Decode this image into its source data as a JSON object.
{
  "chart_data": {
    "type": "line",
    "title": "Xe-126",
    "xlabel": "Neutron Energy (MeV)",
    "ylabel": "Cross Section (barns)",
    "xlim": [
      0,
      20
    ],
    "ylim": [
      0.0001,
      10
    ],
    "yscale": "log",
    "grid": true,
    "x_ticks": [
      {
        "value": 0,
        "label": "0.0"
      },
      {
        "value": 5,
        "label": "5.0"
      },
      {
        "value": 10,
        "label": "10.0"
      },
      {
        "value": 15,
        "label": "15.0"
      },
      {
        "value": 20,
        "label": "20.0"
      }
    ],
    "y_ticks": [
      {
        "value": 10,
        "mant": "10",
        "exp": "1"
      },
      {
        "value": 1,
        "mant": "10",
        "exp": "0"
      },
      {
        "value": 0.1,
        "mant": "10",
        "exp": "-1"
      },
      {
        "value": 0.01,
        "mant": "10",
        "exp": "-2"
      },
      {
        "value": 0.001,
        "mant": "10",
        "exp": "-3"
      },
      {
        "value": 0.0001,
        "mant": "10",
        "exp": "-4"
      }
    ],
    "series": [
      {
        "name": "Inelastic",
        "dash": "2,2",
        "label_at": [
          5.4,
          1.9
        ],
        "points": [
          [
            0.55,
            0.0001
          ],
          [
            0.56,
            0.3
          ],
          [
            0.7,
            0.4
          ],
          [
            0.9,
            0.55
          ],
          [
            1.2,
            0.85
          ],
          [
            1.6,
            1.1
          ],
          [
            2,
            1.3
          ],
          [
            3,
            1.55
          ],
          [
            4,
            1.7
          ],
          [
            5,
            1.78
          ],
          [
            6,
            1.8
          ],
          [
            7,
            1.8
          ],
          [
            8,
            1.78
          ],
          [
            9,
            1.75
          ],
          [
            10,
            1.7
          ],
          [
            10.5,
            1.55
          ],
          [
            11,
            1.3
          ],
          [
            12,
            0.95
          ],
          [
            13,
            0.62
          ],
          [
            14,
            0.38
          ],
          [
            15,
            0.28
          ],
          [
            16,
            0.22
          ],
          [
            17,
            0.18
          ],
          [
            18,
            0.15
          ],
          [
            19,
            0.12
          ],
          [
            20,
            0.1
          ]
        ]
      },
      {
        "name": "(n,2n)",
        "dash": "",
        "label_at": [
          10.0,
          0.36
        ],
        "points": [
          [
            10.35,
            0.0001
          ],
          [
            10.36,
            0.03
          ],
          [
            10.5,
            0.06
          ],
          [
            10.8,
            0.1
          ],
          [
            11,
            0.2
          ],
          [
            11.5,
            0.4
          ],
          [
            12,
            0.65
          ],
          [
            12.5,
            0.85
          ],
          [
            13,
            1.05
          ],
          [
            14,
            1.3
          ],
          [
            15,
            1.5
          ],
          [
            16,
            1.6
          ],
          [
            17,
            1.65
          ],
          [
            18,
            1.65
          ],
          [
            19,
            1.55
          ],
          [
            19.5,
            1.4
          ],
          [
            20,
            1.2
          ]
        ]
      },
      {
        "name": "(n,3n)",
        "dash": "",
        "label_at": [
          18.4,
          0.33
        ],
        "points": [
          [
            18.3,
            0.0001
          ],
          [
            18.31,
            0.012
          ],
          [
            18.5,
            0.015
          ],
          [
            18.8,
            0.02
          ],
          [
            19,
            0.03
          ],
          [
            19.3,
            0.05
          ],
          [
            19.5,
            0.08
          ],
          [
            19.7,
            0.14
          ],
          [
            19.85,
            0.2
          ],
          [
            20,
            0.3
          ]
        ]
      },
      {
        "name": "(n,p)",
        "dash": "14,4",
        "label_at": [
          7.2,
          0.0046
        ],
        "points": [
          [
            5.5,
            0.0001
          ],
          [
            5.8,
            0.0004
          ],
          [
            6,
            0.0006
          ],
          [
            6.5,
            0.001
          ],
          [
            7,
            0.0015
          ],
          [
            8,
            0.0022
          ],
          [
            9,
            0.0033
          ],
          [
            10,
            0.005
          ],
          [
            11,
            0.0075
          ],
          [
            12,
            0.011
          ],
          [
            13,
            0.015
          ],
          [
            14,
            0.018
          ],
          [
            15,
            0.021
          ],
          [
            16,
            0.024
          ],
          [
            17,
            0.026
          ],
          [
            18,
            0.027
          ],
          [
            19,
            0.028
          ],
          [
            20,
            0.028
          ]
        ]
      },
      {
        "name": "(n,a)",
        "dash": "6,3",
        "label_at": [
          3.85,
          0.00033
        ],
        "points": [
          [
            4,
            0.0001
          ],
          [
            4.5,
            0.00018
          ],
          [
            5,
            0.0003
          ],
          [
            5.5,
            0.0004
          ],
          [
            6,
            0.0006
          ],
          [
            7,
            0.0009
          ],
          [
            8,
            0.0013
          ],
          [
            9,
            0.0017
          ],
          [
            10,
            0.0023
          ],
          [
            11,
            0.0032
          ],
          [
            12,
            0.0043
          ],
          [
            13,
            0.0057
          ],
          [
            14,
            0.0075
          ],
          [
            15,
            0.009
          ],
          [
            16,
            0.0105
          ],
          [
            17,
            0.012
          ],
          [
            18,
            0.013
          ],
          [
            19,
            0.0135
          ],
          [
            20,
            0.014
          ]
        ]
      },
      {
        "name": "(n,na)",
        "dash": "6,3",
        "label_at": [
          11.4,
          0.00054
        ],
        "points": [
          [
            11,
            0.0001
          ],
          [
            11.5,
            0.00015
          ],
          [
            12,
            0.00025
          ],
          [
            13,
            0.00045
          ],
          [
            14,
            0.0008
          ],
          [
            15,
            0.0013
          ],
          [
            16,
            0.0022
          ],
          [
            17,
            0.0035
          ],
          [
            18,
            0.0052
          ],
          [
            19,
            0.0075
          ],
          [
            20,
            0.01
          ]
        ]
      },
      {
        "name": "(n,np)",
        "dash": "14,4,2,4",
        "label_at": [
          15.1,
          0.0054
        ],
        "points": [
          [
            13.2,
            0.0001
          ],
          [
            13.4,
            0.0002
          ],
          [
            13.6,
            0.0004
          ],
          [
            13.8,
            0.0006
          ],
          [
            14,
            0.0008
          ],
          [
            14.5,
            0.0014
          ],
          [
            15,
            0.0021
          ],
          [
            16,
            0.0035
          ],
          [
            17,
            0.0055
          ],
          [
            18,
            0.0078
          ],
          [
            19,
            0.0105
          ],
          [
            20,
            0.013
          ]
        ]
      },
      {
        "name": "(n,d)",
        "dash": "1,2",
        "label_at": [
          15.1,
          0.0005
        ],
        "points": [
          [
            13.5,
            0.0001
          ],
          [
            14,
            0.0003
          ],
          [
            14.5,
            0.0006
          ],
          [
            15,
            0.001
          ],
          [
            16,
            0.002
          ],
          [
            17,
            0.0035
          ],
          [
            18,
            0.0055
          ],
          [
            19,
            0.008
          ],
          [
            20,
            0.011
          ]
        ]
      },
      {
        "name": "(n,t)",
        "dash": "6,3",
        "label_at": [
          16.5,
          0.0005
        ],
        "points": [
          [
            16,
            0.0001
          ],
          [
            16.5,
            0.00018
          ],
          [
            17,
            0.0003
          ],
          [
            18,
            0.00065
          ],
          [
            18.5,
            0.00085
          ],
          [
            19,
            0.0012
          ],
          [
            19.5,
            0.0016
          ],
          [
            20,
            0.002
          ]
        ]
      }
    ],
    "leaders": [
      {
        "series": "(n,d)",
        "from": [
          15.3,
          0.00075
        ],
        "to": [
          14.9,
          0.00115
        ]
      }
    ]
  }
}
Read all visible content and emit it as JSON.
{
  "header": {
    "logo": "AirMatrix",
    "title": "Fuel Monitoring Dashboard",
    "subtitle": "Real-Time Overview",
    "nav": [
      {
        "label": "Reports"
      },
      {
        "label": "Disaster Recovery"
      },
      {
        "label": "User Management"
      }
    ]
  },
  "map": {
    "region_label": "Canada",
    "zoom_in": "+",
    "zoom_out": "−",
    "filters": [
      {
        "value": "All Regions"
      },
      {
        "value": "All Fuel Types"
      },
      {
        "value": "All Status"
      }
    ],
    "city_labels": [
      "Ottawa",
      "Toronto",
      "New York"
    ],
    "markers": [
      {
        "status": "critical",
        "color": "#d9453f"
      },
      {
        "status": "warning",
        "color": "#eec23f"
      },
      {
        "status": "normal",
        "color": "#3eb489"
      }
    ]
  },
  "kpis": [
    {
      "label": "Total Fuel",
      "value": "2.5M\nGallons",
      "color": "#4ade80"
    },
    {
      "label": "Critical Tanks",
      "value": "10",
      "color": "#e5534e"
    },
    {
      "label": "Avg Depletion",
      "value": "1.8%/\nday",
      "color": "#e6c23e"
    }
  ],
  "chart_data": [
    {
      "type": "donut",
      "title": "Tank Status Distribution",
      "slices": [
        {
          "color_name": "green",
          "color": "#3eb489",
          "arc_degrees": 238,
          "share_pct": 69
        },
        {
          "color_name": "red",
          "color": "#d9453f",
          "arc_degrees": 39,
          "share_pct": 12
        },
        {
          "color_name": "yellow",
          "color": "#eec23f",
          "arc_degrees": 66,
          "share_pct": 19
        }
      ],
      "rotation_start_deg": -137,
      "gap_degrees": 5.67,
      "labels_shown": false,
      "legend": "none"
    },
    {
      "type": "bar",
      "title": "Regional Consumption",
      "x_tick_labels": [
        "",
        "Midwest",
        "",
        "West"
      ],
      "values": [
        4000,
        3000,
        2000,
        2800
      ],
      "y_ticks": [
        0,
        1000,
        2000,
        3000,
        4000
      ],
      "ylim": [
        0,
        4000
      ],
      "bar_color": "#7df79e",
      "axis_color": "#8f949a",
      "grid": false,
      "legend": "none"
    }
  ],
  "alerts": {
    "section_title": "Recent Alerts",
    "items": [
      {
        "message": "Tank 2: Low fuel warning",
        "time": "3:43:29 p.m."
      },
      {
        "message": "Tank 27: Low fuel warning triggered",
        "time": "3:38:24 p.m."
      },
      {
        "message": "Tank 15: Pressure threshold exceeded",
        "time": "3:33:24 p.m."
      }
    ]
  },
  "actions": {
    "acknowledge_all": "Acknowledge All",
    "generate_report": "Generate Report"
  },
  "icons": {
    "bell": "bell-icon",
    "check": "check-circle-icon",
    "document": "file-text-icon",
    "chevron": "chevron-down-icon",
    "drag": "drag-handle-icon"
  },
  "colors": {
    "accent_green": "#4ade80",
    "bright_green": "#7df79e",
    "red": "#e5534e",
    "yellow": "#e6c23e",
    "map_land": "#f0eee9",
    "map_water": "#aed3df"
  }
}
══════════════════════════════
» What you have to do
Copy down every line of the entries containing the word "message".

» Solution for this task
        "message": "Tank 2: Low fuel warning",
        "message": "Tank 27: Low fuel warning triggered",
        "message": "Tank 15: Pressure threshold exceeded",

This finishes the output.